*Exercise input:*
====================

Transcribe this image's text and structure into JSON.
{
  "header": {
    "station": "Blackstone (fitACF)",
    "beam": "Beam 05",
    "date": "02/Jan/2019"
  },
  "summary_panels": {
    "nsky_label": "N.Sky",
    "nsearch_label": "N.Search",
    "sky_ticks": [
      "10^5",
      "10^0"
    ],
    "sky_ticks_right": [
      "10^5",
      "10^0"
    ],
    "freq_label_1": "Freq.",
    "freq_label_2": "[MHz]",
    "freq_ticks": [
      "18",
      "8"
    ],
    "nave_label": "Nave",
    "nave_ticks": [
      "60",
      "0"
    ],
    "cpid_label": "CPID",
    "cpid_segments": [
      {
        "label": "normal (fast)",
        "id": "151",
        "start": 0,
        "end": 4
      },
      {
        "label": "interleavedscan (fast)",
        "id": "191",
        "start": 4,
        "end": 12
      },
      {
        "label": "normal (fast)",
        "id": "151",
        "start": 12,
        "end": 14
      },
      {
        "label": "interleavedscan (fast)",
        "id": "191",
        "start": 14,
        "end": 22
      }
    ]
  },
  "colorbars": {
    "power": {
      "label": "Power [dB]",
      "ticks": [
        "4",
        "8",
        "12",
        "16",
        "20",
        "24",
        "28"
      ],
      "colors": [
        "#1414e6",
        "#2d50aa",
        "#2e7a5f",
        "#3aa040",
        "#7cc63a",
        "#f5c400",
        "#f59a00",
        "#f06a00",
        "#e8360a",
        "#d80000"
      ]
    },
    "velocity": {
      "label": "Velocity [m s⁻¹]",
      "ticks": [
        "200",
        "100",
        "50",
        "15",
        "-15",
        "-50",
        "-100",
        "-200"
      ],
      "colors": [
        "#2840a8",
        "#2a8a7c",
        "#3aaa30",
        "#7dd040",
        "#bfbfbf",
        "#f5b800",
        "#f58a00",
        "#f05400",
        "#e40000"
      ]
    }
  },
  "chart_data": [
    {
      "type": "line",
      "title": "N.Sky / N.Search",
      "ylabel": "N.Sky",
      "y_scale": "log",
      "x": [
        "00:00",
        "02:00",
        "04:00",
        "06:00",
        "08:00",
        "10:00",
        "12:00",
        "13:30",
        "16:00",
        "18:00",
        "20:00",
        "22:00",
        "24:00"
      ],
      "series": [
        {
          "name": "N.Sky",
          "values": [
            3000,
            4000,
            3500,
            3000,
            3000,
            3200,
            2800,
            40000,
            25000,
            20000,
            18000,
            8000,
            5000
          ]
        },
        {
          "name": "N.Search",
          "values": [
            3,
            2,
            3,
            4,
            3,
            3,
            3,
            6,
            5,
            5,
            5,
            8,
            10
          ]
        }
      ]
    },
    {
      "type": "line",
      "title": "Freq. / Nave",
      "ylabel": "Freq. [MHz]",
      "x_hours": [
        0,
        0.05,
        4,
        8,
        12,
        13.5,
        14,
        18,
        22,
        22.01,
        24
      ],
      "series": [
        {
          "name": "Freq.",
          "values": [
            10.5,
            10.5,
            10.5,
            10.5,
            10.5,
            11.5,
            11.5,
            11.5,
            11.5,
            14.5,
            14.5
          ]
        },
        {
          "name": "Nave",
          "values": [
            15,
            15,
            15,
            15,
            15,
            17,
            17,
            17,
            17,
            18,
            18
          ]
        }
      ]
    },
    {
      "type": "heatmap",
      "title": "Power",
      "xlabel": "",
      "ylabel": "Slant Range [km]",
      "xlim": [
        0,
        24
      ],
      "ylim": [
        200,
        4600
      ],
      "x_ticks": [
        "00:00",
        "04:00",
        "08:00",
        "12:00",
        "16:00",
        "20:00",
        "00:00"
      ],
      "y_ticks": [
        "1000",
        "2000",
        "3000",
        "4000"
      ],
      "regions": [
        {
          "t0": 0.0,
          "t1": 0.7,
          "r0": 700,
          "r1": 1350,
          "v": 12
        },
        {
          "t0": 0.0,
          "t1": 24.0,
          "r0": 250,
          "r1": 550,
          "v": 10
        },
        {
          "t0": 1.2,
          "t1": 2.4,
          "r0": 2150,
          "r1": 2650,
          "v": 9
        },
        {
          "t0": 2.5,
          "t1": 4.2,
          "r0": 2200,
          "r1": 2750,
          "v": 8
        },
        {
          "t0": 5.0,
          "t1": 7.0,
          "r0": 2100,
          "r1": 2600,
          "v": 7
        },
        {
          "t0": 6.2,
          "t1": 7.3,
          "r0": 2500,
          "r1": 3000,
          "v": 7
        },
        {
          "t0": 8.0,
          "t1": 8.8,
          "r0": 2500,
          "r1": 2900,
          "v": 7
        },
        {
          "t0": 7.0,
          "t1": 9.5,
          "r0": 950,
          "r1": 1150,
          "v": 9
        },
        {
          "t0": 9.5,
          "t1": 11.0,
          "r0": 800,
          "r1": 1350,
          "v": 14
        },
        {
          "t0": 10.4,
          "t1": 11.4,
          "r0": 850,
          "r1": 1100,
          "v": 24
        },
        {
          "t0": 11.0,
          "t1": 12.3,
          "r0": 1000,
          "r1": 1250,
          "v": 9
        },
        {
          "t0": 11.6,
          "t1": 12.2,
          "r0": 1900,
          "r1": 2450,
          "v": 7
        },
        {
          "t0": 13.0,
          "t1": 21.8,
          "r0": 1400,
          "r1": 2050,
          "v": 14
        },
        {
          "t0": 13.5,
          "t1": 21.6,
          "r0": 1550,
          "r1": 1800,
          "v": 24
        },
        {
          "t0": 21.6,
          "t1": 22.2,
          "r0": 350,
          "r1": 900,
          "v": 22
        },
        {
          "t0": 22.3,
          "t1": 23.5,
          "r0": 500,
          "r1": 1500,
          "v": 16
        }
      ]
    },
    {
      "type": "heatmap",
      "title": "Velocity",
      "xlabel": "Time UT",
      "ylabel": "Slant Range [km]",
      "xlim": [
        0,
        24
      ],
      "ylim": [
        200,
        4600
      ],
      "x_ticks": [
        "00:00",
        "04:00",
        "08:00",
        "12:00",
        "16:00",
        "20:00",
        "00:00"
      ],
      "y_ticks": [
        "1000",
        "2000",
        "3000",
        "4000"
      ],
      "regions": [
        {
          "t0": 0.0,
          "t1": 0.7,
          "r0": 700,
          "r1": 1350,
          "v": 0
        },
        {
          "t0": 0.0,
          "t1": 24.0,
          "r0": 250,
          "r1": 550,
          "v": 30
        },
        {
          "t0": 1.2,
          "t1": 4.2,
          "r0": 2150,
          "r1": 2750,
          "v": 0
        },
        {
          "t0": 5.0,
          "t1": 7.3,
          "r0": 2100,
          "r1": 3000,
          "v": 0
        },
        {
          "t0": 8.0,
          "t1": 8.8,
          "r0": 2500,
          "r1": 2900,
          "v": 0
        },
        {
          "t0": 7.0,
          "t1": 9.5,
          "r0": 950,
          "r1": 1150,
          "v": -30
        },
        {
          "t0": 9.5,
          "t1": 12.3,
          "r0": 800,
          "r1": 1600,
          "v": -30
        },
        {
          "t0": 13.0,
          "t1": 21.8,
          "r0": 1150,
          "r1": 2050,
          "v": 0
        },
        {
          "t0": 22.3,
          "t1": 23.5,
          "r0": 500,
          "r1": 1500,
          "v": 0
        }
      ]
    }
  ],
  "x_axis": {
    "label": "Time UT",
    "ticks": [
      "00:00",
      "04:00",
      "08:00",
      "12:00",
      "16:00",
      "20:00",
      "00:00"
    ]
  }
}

====================

*Your goal:* Copy every line of the material, please, keeping it exactly the same.

*Result for this task:*
Transcribe this image's text and structure into JSON.
{
  "header": {
    "station": "Blackstone (fitACF)",
    "beam": "Beam 05",
    "date": "02/Jan/2019"
  },
  "summary_panels": {
    "nsky_label": "N.Sky",
    "nsearch_label": "N.Search",
    "sky_ticks": [
      "10^5",
      "10^0"
    ],
    "sky_ticks_right": [
      "10^5",
      "10^0"
    ],
    "freq_label_1": "Freq.",
    "freq_label_2": "[MHz]",
    "freq_ticks": [
      "18",
      "8"
    ],
    "nave_label": "Nave",
    "nave_ticks": [
      "60",
      "0"
    ],
    "cpid_label": "CPID",
    "cpid_segments": [
      {
        "label": "normal (fast)",
        "id": "151",
        "start": 0,
        "end": 4
      },
      {
        "label": "interleavedscan (fast)",
        "id": "191",
        "start": 4,
        "end": 12
      },
      {
        "label": "normal (fast)",
        "id": "151",
        "start": 12,
        "end": 14
      },
      {
        "label": "interleavedscan (fast)",
        "id": "191",
        "start": 14,
        "end": 22
      }
    ]
  },
  "colorbars": {
    "power": {
      "label": "Power [dB]",
      "ticks": [
        "4",
        "8",
        "12",
        "16",
        "20",
        "24",
        "28"
      ],
      "colors": [
        "#1414e6",
        "#2d50aa",
        "#2e7a5f",
        "#3aa040",
        "#7cc63a",
        "#f5c400",
        "#f59a00",
        "#f06a00",
        "#e8360a",
        "#d80000"
      ]
    },
    "velocity": {
      "label": "Velocity [m s⁻¹]",
      "ticks": [
        "200",
        "100",
        "50",
        "15",
        "-15",
        "-50",
        "-100",
        "-200"
      ],
      "colors": [
        "#2840a8",
        "#2a8a7c",
        "#3aaa30",
        "#7dd040",
        "#bfbfbf",
        "#f5b800",
        "#f58a00",
        "#f05400",
        "#e40000"
      ]
    }
  },
  "chart_data": [
    {
      "type": "line",
      "title": "N.Sky / N.Search",
      "ylabel": "N.Sky",
      "y_scale": "log",
      "x": [
        "00:00",
        "02:00",
        "04:00",
        "06:00",
        "08:00",
        "10:00",
        "12:00",
        "13:30",
        "16:00",
        "18:00",
        "20:00",
        "22:00",
        "24:00"
      ],
      "series": [
        {
          "name": "N.Sky",
          "values": [
            3000,
            4000,
            3500,
            3000,
            3000,
            3200,
            2800,
            40000,
            25000,
            20000,
            18000,
            8000,
            5000
          ]
        },
        {
          "name": "N.Search",
          "values": [
            3,
            2,
            3,
            4,
            3,
            3,
            3,
            6,
            5,
            5,
            5,
            8,
            10
          ]
        }
      ]
    },
    {
      "type": "line",
      "title": "Freq. / Nave",
      "ylabel": "Freq. [MHz]",
      "x_hours": [
        0,
        0.05,
        4,
        8,
        12,
        13.5,
        14,
        18,
        22,
        22.01,
        24
      ],
      "series": [
        {
          "name": "Freq.",
          "values": [
            10.5,
            10.5,
            10.5,
            10.5,
            10.5,
            11.5,
            11.5,
            11.5,
            11.5,
            14.5,
            14.5
          ]
        },
        {
          "name": "Nave",
          "values": [
            15,
            15,
            15,
            15,
            15,
            17,
            17,
            17,
            17,
            18,
            18
          ]
        }
      ]
    },
    {
      "type": "heatmap",
      "title": "Power",
      "xlabel": "",
      "ylabel": "Slant Range [km]",
      "xlim": [
        0,
        24
      ],
      "ylim": [
        200,
        4600
      ],
      "x_ticks": [
        "00:00",
        "04:00",
        "08:00",
        "12:00",
        "16:00",
        "20:00",
        "00:00"
      ],
      "y_ticks": [
        "1000",
        "2000",
        "3000",
        "4000"
      ],
      "regions": [
        {
          "t0": 0.0,
          "t1": 0.7,
          "r0": 700,
          "r1": 1350,
          "v": 12
        },
        {
          "t0": 0.0,
          "t1": 24.0,
          "r0": 250,
          "r1": 550,
          "v": 10
        },
        {
          "t0": 1.2,
          "t1": 2.4,
          "r0": 2150,
          "r1": 2650,
          "v": 9
        },
        {
          "t0": 2.5,
          "t1": 4.2,
          "r0": 2200,
          "r1": 2750,
          "v": 8
        },
        {
          "t0": 5.0,
          "t1": 7.0,
          "r0": 2100,
          "r1": 2600,
          "v": 7
        },
        {
          "t0": 6.2,
          "t1": 7.3,
          "r0": 2500,
          "r1": 3000,
          "v": 7
        },
        {
          "t0": 8.0,
          "t1": 8.8,
          "r0": 2500,
          "r1": 2900,
          "v": 7
        },
        {
          "t0": 7.0,
          "t1": 9.5,
          "r0": 950,
          "r1": 1150,
          "v": 9
        },
        {
          "t0": 9.5,
          "t1": 11.0,
          "r0": 800,
          "r1": 1350,
          "v": 14
        },
        {
          "t0": 10.4,
          "t1": 11.4,
          "r0": 850,
          "r1": 1100,
          "v": 24
        },
        {
          "t0": 11.0,
          "t1": 12.3,
          "r0": 1000,
          "r1": 1250,
          "v": 9
        },
        {
          "t0": 11.6,
          "t1": 12.2,
          "r0": 1900,
          "r1": 2450,
          "v": 7
        },
        {
          "t0": 13.0,
          "t1": 21.8,
          "r0": 1400,
          "r1": 2050,
          "v": 14
        },
        {
          "t0": 13.5,
          "t1": 21.6,
          "r0": 1550,
          "r1": 1800,
          "v": 24
        },
        {
          "t0": 21.6,
          "t1": 22.2,
          "r0": 350,
          "r1": 900,
          "v": 22
        },
        {
          "t0": 22.3,
          "t1": 23.5,
          "r0": 500,
          "r1": 1500,
          "v": 16
        }
      ]
    },
    {
      "type": "heatmap",
      "title": "Velocity",
      "xlabel": "Time UT",
      "ylabel": "Slant Range [km]",
      "xlim": [
        0,
        24
      ],
      "ylim": [
        200,
        4600
      ],
      "x_ticks": [
        "00:00",
        "04:00",
        "08:00",
        "12:00",
        "16:00",
        "20:00",
        "00:00"
      ],
      "y_ticks": [
        "1000",
        "2000",
        "3000",
        "4000"
      ],
      "regions": [
        {
          "t0": 0.0,
          "t1": 0.7,
          "r0": 700,
          "r1": 1350,
          "v": 0
        },
        {
          "t0": 0.0,
          "t1": 24.0,
          "r0": 250,
          "r1": 550,
          "v": 30
        },
        {
          "t0": 1.2,
          "t1": 4.2,
          "r0": 2150,
          "r1": 2750,
          "v": 0
        },
        {
          "t0": 5.0,
          "t1": 7.3,
          "r0": 2100,
          "r1": 3000,
          "v": 0
        },
        {
          "t0": 8.0,
          "t1": 8.8,
          "r0": 2500,
          "r1": 2900,
          "v": 0
        },
        {
          "t0": 7.0,
          "t1": 9.5,
          "r0": 950,
          "r1": 1150,
          "v": -30
        },
        {
          "t0": 9.5,
          "t1": 12.3,
          "r0": 800,
          "r1": 1600,
          "v": -30
        },
        {
          "t0": 13.0,
          "t1": 21.8,
          "r0": 1150,
          "r1": 2050,
          "v": 0
        },
        {
          "t0": 22.3,
          "t1": 23.5,
          "r0": 500,
          "r1": 1500,
          "v": 0
        }
      ]
    }
  ],
  "x_axis": {
    "label": "Time UT",
    "ticks": [
      "00:00",
      "04:00",
      "08:00",
      "12:00",
      "16:00",
      "20:00",
      "00:00"
    ]
  }
}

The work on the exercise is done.